#### RECORDS FOR THIS EXERCISE
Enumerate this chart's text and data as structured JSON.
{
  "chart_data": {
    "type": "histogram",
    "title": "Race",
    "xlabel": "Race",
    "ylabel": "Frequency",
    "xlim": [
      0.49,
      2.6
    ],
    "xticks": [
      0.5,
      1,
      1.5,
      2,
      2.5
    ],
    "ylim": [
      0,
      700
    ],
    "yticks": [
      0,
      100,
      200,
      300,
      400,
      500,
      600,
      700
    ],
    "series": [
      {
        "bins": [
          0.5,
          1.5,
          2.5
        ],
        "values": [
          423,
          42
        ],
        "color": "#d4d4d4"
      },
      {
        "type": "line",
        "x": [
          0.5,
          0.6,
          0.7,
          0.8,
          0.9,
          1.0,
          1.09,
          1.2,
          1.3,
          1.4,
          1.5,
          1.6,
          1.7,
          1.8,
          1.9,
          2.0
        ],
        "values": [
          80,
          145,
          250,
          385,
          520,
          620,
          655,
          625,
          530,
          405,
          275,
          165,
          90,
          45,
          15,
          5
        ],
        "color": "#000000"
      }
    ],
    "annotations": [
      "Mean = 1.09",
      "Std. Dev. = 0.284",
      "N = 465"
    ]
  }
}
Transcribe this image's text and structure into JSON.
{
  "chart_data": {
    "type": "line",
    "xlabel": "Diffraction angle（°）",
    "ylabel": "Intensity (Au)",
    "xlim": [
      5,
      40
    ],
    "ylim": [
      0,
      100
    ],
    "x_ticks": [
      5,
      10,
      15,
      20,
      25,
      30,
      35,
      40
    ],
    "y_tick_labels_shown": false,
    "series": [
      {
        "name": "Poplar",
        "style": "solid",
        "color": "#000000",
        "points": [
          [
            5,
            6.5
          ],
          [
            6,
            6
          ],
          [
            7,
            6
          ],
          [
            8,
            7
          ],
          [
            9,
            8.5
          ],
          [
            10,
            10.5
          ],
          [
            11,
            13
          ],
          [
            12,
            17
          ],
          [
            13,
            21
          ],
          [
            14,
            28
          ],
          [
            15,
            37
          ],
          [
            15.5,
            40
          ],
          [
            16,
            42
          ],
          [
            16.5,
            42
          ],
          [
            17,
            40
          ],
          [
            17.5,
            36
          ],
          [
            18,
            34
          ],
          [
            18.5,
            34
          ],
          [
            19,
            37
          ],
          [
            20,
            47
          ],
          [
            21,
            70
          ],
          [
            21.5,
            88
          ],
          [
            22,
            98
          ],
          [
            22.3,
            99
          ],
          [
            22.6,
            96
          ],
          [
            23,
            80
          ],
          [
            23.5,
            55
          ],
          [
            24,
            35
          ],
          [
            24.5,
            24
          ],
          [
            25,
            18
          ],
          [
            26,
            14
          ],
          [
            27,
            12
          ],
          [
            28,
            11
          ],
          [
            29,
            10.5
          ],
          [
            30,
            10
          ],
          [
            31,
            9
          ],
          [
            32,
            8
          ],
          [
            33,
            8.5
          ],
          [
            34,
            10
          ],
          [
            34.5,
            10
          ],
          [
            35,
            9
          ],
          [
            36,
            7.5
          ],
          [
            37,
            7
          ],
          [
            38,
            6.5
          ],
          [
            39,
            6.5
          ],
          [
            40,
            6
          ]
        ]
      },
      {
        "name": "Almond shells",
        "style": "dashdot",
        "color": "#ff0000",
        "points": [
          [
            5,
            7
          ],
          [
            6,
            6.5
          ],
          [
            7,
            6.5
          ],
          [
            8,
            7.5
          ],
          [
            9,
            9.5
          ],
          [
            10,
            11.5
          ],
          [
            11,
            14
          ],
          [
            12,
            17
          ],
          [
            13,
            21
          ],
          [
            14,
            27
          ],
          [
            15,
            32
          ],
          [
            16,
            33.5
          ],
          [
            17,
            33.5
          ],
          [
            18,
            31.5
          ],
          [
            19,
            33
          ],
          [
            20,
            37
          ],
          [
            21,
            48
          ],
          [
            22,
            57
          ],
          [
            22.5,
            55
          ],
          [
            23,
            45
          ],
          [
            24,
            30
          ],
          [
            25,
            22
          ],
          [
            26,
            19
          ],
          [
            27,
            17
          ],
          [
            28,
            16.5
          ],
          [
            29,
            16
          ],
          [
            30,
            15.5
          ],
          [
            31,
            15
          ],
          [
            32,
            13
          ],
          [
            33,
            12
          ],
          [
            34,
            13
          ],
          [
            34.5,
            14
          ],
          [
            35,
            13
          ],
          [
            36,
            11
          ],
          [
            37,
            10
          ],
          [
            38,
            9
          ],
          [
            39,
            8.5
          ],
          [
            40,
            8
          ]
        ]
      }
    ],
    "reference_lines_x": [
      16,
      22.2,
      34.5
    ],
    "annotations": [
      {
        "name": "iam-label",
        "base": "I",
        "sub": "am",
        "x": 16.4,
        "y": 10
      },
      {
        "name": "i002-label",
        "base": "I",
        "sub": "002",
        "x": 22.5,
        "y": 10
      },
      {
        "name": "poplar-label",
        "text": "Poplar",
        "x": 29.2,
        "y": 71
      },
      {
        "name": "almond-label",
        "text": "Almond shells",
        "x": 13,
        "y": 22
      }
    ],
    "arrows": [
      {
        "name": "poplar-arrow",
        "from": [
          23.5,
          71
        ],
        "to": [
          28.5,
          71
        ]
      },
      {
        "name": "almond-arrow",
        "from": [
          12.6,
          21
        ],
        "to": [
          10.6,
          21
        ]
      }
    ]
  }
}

#### SHORT TASK
Go through the data above and find the lines with the word "JSON". Copy each of those lines.

#### SOLVED EXERCISE
Enumerate this chart's text and data as structured JSON.
Transcribe this image's text and structure into JSON.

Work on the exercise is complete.